# Stored items from a collection:
------------
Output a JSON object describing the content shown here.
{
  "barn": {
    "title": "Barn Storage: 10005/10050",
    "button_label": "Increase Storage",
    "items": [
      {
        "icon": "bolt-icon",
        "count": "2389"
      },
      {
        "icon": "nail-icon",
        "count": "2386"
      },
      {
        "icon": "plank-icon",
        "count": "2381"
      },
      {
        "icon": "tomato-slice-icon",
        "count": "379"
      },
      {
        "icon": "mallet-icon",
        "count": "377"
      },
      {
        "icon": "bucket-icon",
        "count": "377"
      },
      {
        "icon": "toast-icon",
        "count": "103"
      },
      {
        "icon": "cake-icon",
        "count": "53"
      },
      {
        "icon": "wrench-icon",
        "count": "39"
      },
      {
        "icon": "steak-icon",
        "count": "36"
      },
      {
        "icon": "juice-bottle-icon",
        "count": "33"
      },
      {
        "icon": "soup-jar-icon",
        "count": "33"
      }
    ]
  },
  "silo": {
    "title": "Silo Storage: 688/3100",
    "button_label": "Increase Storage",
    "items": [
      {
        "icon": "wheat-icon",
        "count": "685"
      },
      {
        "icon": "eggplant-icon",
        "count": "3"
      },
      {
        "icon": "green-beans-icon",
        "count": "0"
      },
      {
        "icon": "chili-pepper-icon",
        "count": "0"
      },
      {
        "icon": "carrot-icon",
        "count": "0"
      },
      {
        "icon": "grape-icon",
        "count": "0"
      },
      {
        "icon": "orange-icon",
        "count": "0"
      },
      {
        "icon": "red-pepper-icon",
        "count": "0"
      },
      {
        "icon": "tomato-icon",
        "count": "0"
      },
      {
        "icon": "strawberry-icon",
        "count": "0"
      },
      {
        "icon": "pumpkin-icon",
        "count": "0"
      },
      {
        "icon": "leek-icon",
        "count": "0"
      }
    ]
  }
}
------------
# Required work:
Go through the records and print each one exactly.

# Response to this exercise:
Output a JSON object describing the content shown here.
{
  "barn": {
    "title": "Barn Storage: 10005/10050",
    "button_label": "Increase Storage",
    "items": [
      {
        "icon": "bolt-icon",
        "count": "2389"
      },
      {
        "icon": "nail-icon",
        "count": "2386"
      },
      {
        "icon": "plank-icon",
        "count": "2381"
      },
      {
        "icon": "tomato-slice-icon",
        "count": "379"
      },
      {
        "icon": "mallet-icon",
        "count": "377"
      },
      {
        "icon": "bucket-icon",
        "count": "377"
      },
      {
        "icon": "toast-icon",
        "count": "103"
      },
      {
        "icon": "cake-icon",
        "count": "53"
      },
      {
        "icon": "wrench-icon",
        "count": "39"
      },
      {
        "icon": "steak-icon",
        "count": "36"
      },
      {
        "icon": "juice-bottle-icon",
        "count": "33"
      },
      {
        "icon": "soup-jar-icon",
        "count": "33"
      }
    ]
  },
  "silo": {
    "title": "Silo Storage: 688/3100",
    "button_label": "Increase Storage",
    "items": [
      {
        "icon": "wheat-icon",
        "count": "685"
      },
      {
        "icon": "eggplant-icon",
        "count": "3"
      },
      {
        "icon": "green-beans-icon",
        "count": "0"
      },
      {
        "icon": "chili-pepper-icon",
        "count": "0"
      },
      {
        "icon": "carrot-icon",
        "count": "0"
      },
      {
        "icon": "grape-icon",
        "count": "0"
      },
      {
        "icon": "orange-icon",
        "count": "0"
      },
      {
        "icon": "red-pepper-icon",
        "count": "0"
      },
      {
        "icon": "tomato-icon",
        "count": "0"
      },
      {
        "icon": "strawberry-icon",
        "count": "0"
      },
      {
        "icon": "pumpkin-icon",
        "count": "0"
      },
      {
        "icon": "leek-icon",
        "count": "0"
      }
    ]
  }
}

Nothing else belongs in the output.